=== Exercise goal ===
Exactly reproduce all the records, keeping pictures out of the copy.

=== Stored data ===
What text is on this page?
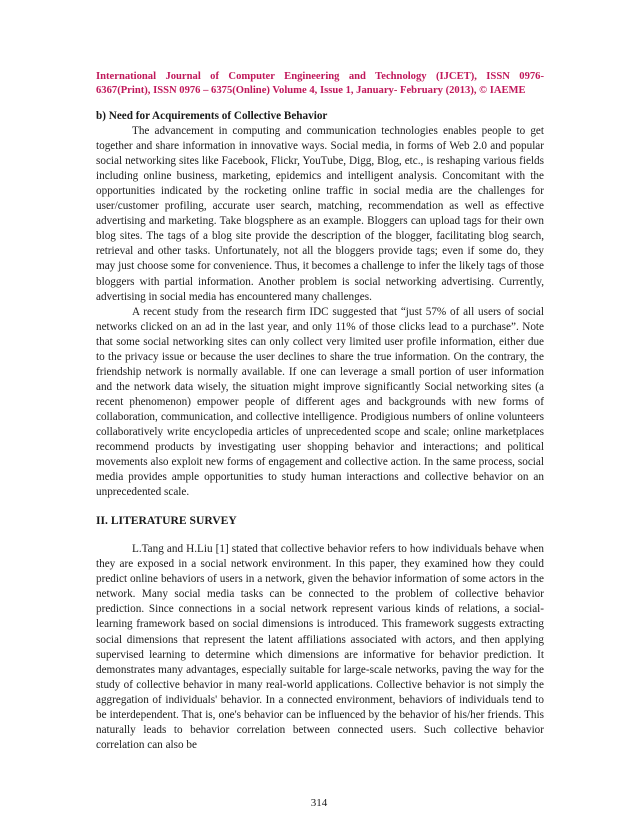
International Journal of Computer Engineering and Technology (IJCET), ISSN 0976-
6367(Print), ISSN 0976 – 6375(Online) Volume 4, Issue 1, January- February (2013), © IAEME
b) Need for Acquirements of Collective Behavior

The advancement in computing and communication technologies enables people to get together and share information in innovative ways. Social media, in forms of Web 2.0 and popular social networking sites like Facebook, Flickr, YouTube, Digg, Blog, etc., is reshaping various fields including online business, marketing, epidemics and intelligent analysis. Concomitant with the opportunities indicated by the rocketing online traffic in social media are the challenges for user/customer profiling, accurate user search, matching, recommendation as well as effective advertising and marketing. Take blogsphere as an example. Bloggers can upload tags for their own blog sites. The tags of a blog site provide the description of the blogger, facilitating blog search, retrieval and other tasks. Unfortunately, not all the bloggers provide tags; even if some do, they may just choose some for convenience. Thus, it becomes a challenge to infer the likely tags of those bloggers with partial information. Another problem is social networking advertising. Currently, advertising in social media has encountered many challenges.

A recent study from the research firm IDC suggested that “just 57% of all users of social networks clicked on an ad in the last year, and only 11% of those clicks lead to a purchase”. Note that some social networking sites can only collect very limited user profile information, either due to the privacy issue or because the user declines to share the true information. On the contrary, the friendship network is normally available. If one can leverage a small portion of user information and the network data wisely, the situation might improve significantly Social networking sites (a recent phenomenon) empower people of different ages and backgrounds with new forms of collaboration, communication, and collective intelligence. Prodigious numbers of online volunteers collaboratively write encyclopedia articles of unprecedented scope and scale; online marketplaces recommend products by investigating user shopping behavior and interactions; and political movements also exploit new forms of engagement and collective action. In the same process, social media provides ample opportunities to study human interactions and collective behavior on an unprecedented scale.

II. LITERATURE SURVEY

L.Tang and H.Liu [1] stated that collective behavior refers to how individuals behave when they are exposed in a social network environment. In this paper, they examined how they could predict online behaviors of users in a network, given the behavior information of some actors in the network. Many social media tasks can be connected to the problem of collective behavior prediction. Since connections in a social network represent various kinds of relations, a social-learning framework based on social dimensions is introduced. This framework suggests extracting social dimensions that represent the latent affiliations associated with actors, and then applying supervised learning to determine which dimensions are informative for behavior prediction. It demonstrates many advantages, especially suitable for large-scale networks, paving the way for the study of collective behavior in many real-world applications. Collective behavior is not simply the aggregation of individuals' behavior. In a connected environment, behaviors of individuals tend to be interdependent. That is, one's behavior can be influenced by the behavior of his/her friends. This naturally leads to behavior correlation between connected users. Such collective behavior correlation can also be

314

=== Completed task ===
What text is on this page?
International Journal of Computer Engineering and Technology (IJCET), ISSN 0976-
6367(Print), ISSN 0976 – 6375(Online) Volume 4, Issue 1, January- February (2013), © IAEME
b) Need for Acquirements of Collective Behavior

The advancement in computing and communication technologies enables people to get together and share information in innovative ways. Social media, in forms of Web 2.0 and popular social networking sites like Facebook, Flickr, YouTube, Digg, Blog, etc., is reshaping various fields including online business, marketing, epidemics and intelligent analysis. Concomitant with the opportunities indicated by the rocketing online traffic in social media are the challenges for user/customer profiling, accurate user search, matching, recommendation as well as effective advertising and marketing. Take blogsphere as an example. Bloggers can upload tags for their own blog sites. The tags of a blog site provide the description of the blogger, facilitating blog search, retrieval and other tasks. Unfortunately, not all the bloggers provide tags; even if some do, they may just choose some for convenience. Thus, it becomes a challenge to infer the likely tags of those bloggers with partial information. Another problem is social networking advertising. Currently, advertising in social media has encountered many challenges.

A recent study from the research firm IDC suggested that “just 57% of all users of social networks clicked on an ad in the last year, and only 11% of those clicks lead to a purchase”. Note that some social networking sites can only collect very limited user profile information, either due to the privacy issue or because the user declines to share the true information. On the contrary, the friendship network is normally available. If one can leverage a small portion of user information and the network data wisely, the situation might improve significantly Social networking sites (a recent phenomenon) empower people of different ages and backgrounds with new forms of collaboration, communication, and collective intelligence. Prodigious numbers of online volunteers collaboratively write encyclopedia articles of unprecedented scope and scale; online marketplaces recommend products by investigating user shopping behavior and interactions; and political movements also exploit new forms of engagement and collective action. In the same process, social media provides ample opportunities to study human interactions and collective behavior on an unprecedented scale.

II. LITERATURE SURVEY

L.Tang and H.Liu [1] stated that collective behavior refers to how individuals behave when they are exposed in a social network environment. In this paper, they examined how they could predict online behaviors of users in a network, given the behavior information of some actors in the network. Many social media tasks can be connected to the problem of collective behavior prediction. Since connections in a social network represent various kinds of relations, a social-learning framework based on social dimensions is introduced. This framework suggests extracting social dimensions that represent the latent affiliations associated with actors, and then applying supervised learning to determine which dimensions are informative for behavior prediction. It demonstrates many advantages, especially suitable for large-scale networks, paving the way for the study of collective behavior in many real-world applications. Collective behavior is not simply the aggregation of individuals' behavior. In a connected environment, behaviors of individuals tend to be interdependent. That is, one's behavior can be influenced by the behavior of his/her friends. This naturally leads to behavior correlation between connected users. Such collective behavior correlation can also be

314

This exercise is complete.